%%
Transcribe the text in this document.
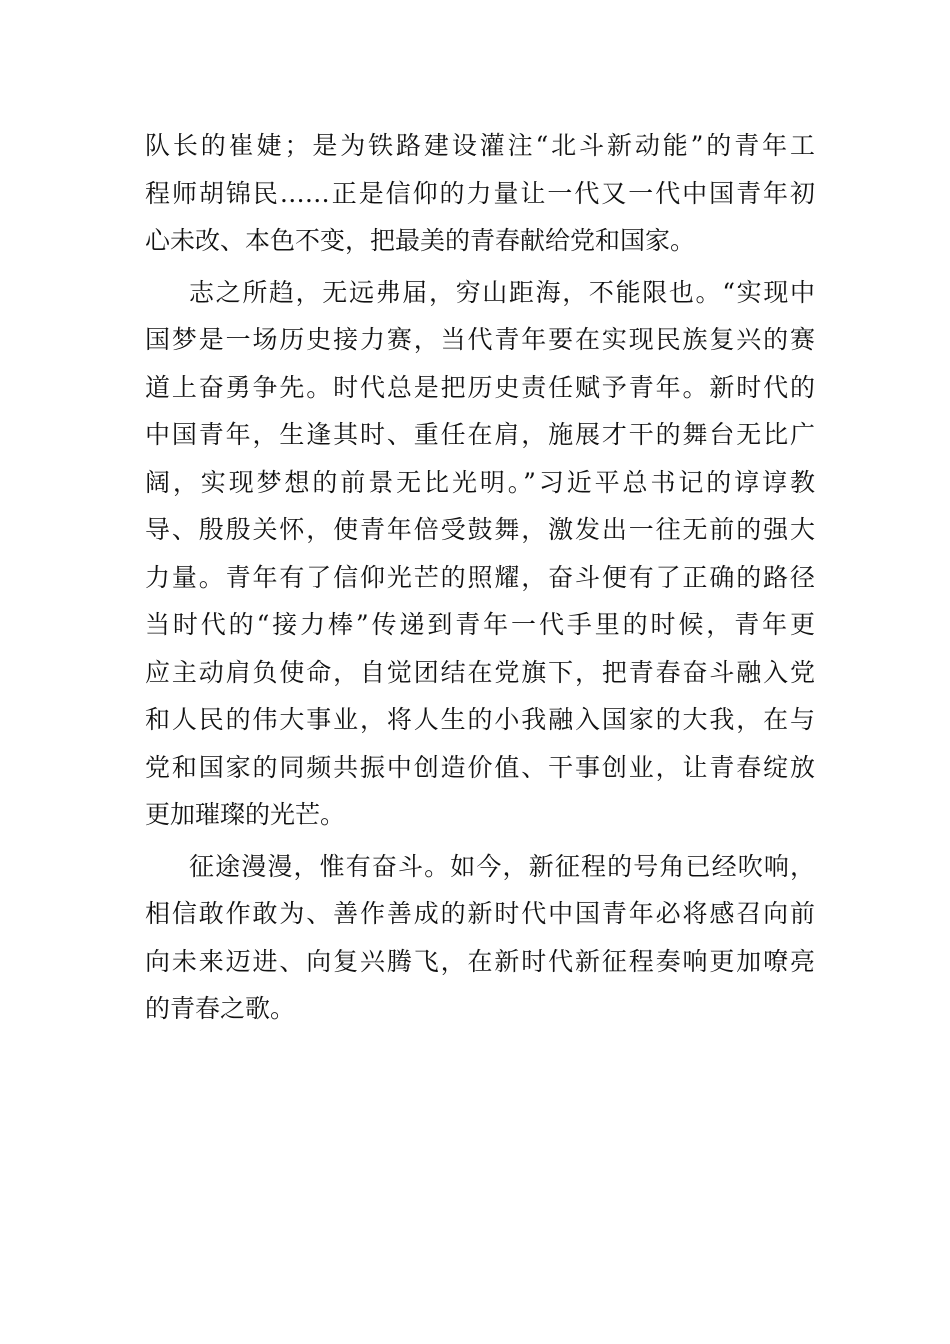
队长的崔婕；是为铁路建设灌注“北斗新动能”的青年工
程师胡锦民……正是信仰的力量让一代又一代中国青年初
心未改、本色不变，把最美的青春献给党和国家。
志之所趋，无远弗届，穷山距海，不能限也。“实现中
国梦是一场历史接力赛，当代青年要在实现民族复兴的赛
道上奋勇争先。时代总是把历史责任赋予青年。新时代的
中国青年，生逢其时、重任在肩，施展才干的舞台无比广
阔，实现梦想的前景无比光明。”习近平总书记的谆谆教
导、殷殷关怀，使青年倍受鼓舞，激发出一往无前的强大
力量。青年有了信仰光芒的照耀，奋斗便有了正确的路径
当时代的“接力棒”传递到青年一代手里的时候，青年更
应主动肩负使命，自觉团结在党旗下，把青春奋斗融入党
和人民的伟大事业，将人生的小我融入国家的大我，在与
党和国家的同频共振中创造价值、干事创业，让青春绽放
更加璀璨的光芒。
征途漫漫，惟有奋斗。如今，新征程的号角已经吹响，
相信敢作敢为、善作善成的新时代中国青年必将感召向前
向未来迈进、向复兴腾飞，在新时代新征程奏响更加嘹亮
的青春之歌。
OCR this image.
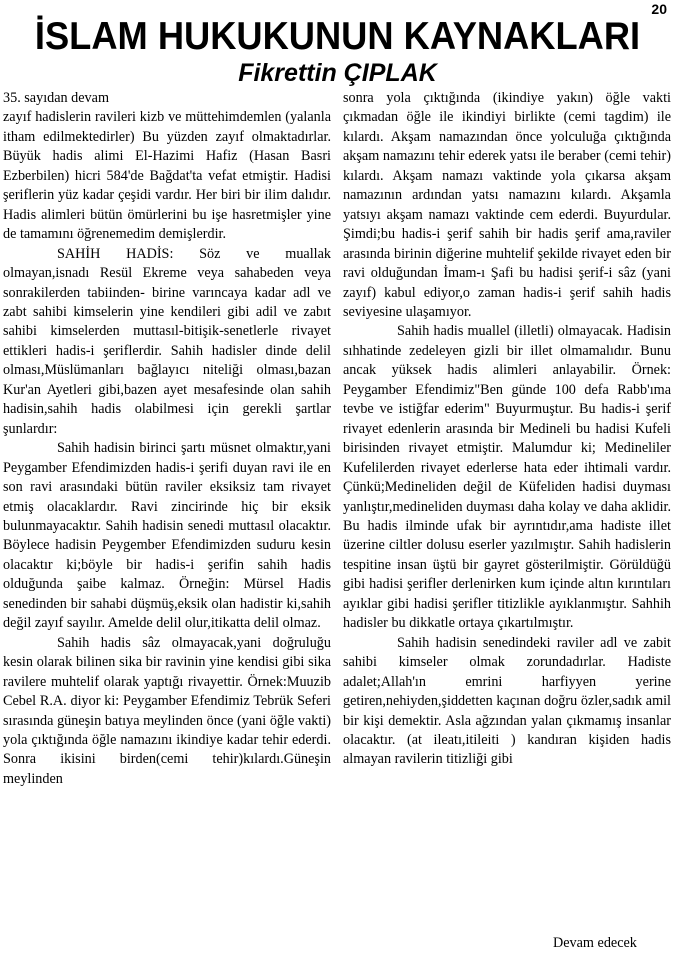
20
İSLAM HUKUKUNUN KAYNAKLARI
Fikrettin ÇIPLAK

35. sayıdan devam

zayıf hadislerin ravileri kizb ve müttehimdemlen (yalanla itham edilmektedirler) Bu yüzden zayıf olmaktadırlar. Büyük hadis alimi El-Hazimi Hafiz (Hasan Basri Ezberbilen) hicri 584'de Bağdat'ta vefat etmiştir. Hadisi şeriflerin yüz kadar çeşidi vardır. Her biri bir ilim dalıdır. Hadis alimleri bütün ömürlerini bu işe hasretmişler yine de tamamını öğrenemedim demişlerdir.

SAHİH HADİS: Söz ve muallak olmayan,isnadı Resül Ekreme veya sahabeden veya sonrakilerden tabiinden- birine varıncaya kadar adl ve zabt sahibi kimselerin yine kendileri gibi adil ve zabıt sahibi kimselerden muttasıl-bitişik-senetlerle rivayet ettikleri hadis-i şeriflerdir. Sahih hadisler dinde delil olması,Müslümanları bağlayıcı niteliği olması,bazan Kur'an Ayetleri gibi,bazen ayet mesafesinde olan sahih hadisin,sahih hadis olabilmesi için gerekli şartlar şunlardır:

Sahih hadisin birinci şartı müsnet olmaktır,yani Peygamber Efendimizden hadis-i şerifi duyan ravi ile en son ravi arasındaki bütün raviler eksiksiz tam rivayet etmiş olacaklardır. Ravi zincirinde hiç bir eksik bulunmayacaktır. Sahih hadisin senedi muttasıl olacaktır. Böylece hadisin Peygember Efendimizden suduru kesin olacaktır ki;böyle bir hadis-i şerifin sahih hadis olduğunda şaibe kalmaz. Örneğin: Mürsel Hadis senedinden bir sahabi düşmüş,eksik olan hadistir ki,sahih değil zayıf sayılır. Amelde delil olur,itikatta delil olmaz.

Sahih hadis sâz olmayacak,yani doğruluğu kesin olarak bilinen sika bir ravinin yine kendisi gibi sika ravilere muhtelif olarak yaptığı rivayettir. Örnek:Muuzib Cebel R.A. diyor ki: Peygamber Efendimiz Tebrük Seferi sırasında güneşin batıya meylinden önce (yani öğle vakti) yola çıktığında öğle namazını ikindiye kadar tehir ederdi. Sonra ikisini birden(cemi tehir)kılardı.Güneşin meylinden

sonra yola çıktığında (ikindiye yakın) öğle vakti çıkmadan öğle ile ikindiyi birlikte (cemi tagdim) ile kılardı. Akşam namazından önce yolculuğa çıktığında akşam namazını tehir ederek yatsı ile beraber (cemi tehir) kılardı. Akşam namazı vaktinde yola çıkarsa akşam namazının ardından yatsı namazını kılardı. Akşamla yatsıyı akşam namazı vaktinde cem ederdi. Buyurdular. Şimdi;bu hadis-i şerif sahih bir hadis şerif ama,raviler arasında birinin diğerine muhtelif şekilde rivayet eden bir ravi olduğundan İmam-ı Şafi bu hadisi şerif-i sâz (yani zayıf) kabul ediyor,o zaman hadis-i şerif sahih hadis seviyesine ulaşamıyor.

Sahih hadis muallel (illetli) olmayacak. Hadisin sıhhatinde zedeleyen gizli bir illet olmamalıdır. Bunu ancak yüksek hadis alimleri anlayabilir. Örnek: Peygamber Efendimiz"Ben günde 100 defa Rabb'ıma tevbe ve istiğfar ederim" Buyurmuştur. Bu hadis-i şerif rivayet edenlerin arasında bir Medineli bu hadisi Kufeli birisinden rivayet etmiştir. Malumdur ki; Medineliler Kufelilerden rivayet ederlerse hata eder ihtimali vardır. Çünkü;Medineliden değil de Küfeliden hadisi duyması yanlıştır,medineliden duyması daha kolay ve daha aklidir. Bu hadis ilminde ufak bir ayrıntıdır,ama hadiste illet üzerine ciltler dolusu eserler yazılmıştır. Sahih hadislerin tespitine insan üştü bir gayret gösterilmiştir. Görüldüğü gibi hadisi şerifler derlenirken kum içinde altın kırıntıları ayıklar gibi hadisi şerifler titizlikle ayıklanmıştır. Sahhih hadisler bu dikkatle ortaya çıkartılmıştır.

Sahih hadisin senedindeki raviler adl ve zabit sahibi kimseler olmak zorundadırlar. Hadiste adalet;Allah'ın emrini harfiyyen yerine getiren,nehiyden,şiddetten kaçınan doğru özler,sadık amil bir kişi demektir. Asla ağzından yalan çıkmamış insanlar olacaktır. (at ileatı,itileiti ) kandıran kişiden hadis almayan ravilerin titizliği gibi

Devam edecek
%%
*WORK REQUIRED*. Send back the data above word for word, with the pictures left out.

*REPLY*.
Transcribe the text in this document.
队长的崔婕；是为铁路建设灌注“北斗新动能”的青年工
程师胡锦民……正是信仰的力量让一代又一代中国青年初
心未改、本色不变，把最美的青春献给党和国家。
志之所趋，无远弗届，穷山距海，不能限也。“实现中
国梦是一场历史接力赛，当代青年要在实现民族复兴的赛
道上奋勇争先。时代总是把历史责任赋予青年。新时代的
中国青年，生逢其时、重任在肩，施展才干的舞台无比广
阔，实现梦想的前景无比光明。”习近平总书记的谆谆教
导、殷殷关怀，使青年倍受鼓舞，激发出一往无前的强大
力量。青年有了信仰光芒的照耀，奋斗便有了正确的路径
当时代的“接力棒”传递到青年一代手里的时候，青年更
应主动肩负使命，自觉团结在党旗下，把青春奋斗融入党
和人民的伟大事业，将人生的小我融入国家的大我，在与
党和国家的同频共振中创造价值、干事创业，让青春绽放
更加璀璨的光芒。
征途漫漫，惟有奋斗。如今，新征程的号角已经吹响，
相信敢作敢为、善作善成的新时代中国青年必将感召向前
向未来迈进、向复兴腾飞，在新时代新征程奏响更加嘹亮
的青春之歌。
OCR this image.
20
İSLAM HUKUKUNUN KAYNAKLARI
Fikrettin ÇIPLAK

35. sayıdan devam

zayıf hadislerin ravileri kizb ve müttehimdemlen (yalanla itham edilmektedirler) Bu yüzden zayıf olmaktadırlar. Büyük hadis alimi El-Hazimi Hafiz (Hasan Basri Ezberbilen) hicri 584'de Bağdat'ta vefat etmiştir. Hadisi şeriflerin yüz kadar çeşidi vardır. Her biri bir ilim dalıdır. Hadis alimleri bütün ömürlerini bu işe hasretmişler yine de tamamını öğrenemedim demişlerdir.

SAHİH HADİS: Söz ve muallak olmayan,isnadı Resül Ekreme veya sahabeden veya sonrakilerden tabiinden- birine varıncaya kadar adl ve zabt sahibi kimselerin yine kendileri gibi adil ve zabıt sahibi kimselerden muttasıl-bitişik-senetlerle rivayet ettikleri hadis-i şeriflerdir. Sahih hadisler dinde delil olması,Müslümanları bağlayıcı niteliği olması,bazan Kur'an Ayetleri gibi,bazen ayet mesafesinde olan sahih hadisin,sahih hadis olabilmesi için gerekli şartlar şunlardır:

Sahih hadisin birinci şartı müsnet olmaktır,yani Peygamber Efendimizden hadis-i şerifi duyan ravi ile en son ravi arasındaki bütün raviler eksiksiz tam rivayet etmiş olacaklardır. Ravi zincirinde hiç bir eksik bulunmayacaktır. Sahih hadisin senedi muttasıl olacaktır. Böylece hadisin Peygember Efendimizden suduru kesin olacaktır ki;böyle bir hadis-i şerifin sahih hadis olduğunda şaibe kalmaz. Örneğin: Mürsel Hadis senedinden bir sahabi düşmüş,eksik olan hadistir ki,sahih değil zayıf sayılır. Amelde delil olur,itikatta delil olmaz.

Sahih hadis sâz olmayacak,yani doğruluğu kesin olarak bilinen sika bir ravinin yine kendisi gibi sika ravilere muhtelif olarak yaptığı rivayettir. Örnek:Muuzib Cebel R.A. diyor ki: Peygamber Efendimiz Tebrük Seferi sırasında güneşin batıya meylinden önce (yani öğle vakti) yola çıktığında öğle namazını ikindiye kadar tehir ederdi. Sonra ikisini birden(cemi tehir)kılardı.Güneşin meylinden

sonra yola çıktığında (ikindiye yakın) öğle vakti çıkmadan öğle ile ikindiyi birlikte (cemi tagdim) ile kılardı. Akşam namazından önce yolculuğa çıktığında akşam namazını tehir ederek yatsı ile beraber (cemi tehir) kılardı. Akşam namazı vaktinde yola çıkarsa akşam namazının ardından yatsı namazını kılardı. Akşamla yatsıyı akşam namazı vaktinde cem ederdi. Buyurdular. Şimdi;bu hadis-i şerif sahih bir hadis şerif ama,raviler arasında birinin diğerine muhtelif şekilde rivayet eden bir ravi olduğundan İmam-ı Şafi bu hadisi şerif-i sâz (yani zayıf) kabul ediyor,o zaman hadis-i şerif sahih hadis seviyesine ulaşamıyor.

Sahih hadis muallel (illetli) olmayacak. Hadisin sıhhatinde zedeleyen gizli bir illet olmamalıdır. Bunu ancak yüksek hadis alimleri anlayabilir. Örnek: Peygamber Efendimiz"Ben günde 100 defa Rabb'ıma tevbe ve istiğfar ederim" Buyurmuştur. Bu hadis-i şerif rivayet edenlerin arasında bir Medineli bu hadisi Kufeli birisinden rivayet etmiştir. Malumdur ki; Medineliler Kufelilerden rivayet ederlerse hata eder ihtimali vardır. Çünkü;Medineliden değil de Küfeliden hadisi duyması yanlıştır,medineliden duyması daha kolay ve daha aklidir. Bu hadis ilminde ufak bir ayrıntıdır,ama hadiste illet üzerine ciltler dolusu eserler yazılmıştır. Sahih hadislerin tespitine insan üştü bir gayret gösterilmiştir. Görüldüğü gibi hadisi şerifler derlenirken kum içinde altın kırıntıları ayıklar gibi hadisi şerifler titizlikle ayıklanmıştır. Sahhih hadisler bu dikkatle ortaya çıkartılmıştır.

Sahih hadisin senedindeki raviler adl ve zabit sahibi kimseler olmak zorundadırlar. Hadiste adalet;Allah'ın emrini harfiyyen yerine getiren,nehiyden,şiddetten kaçınan doğru özler,sadık amil bir kişi demektir. Asla ağzından yalan çıkmamış insanlar olacaktır. (at ileatı,itileiti ) kandıran kişiden hadis almayan ravilerin titizliği gibi

Devam edecek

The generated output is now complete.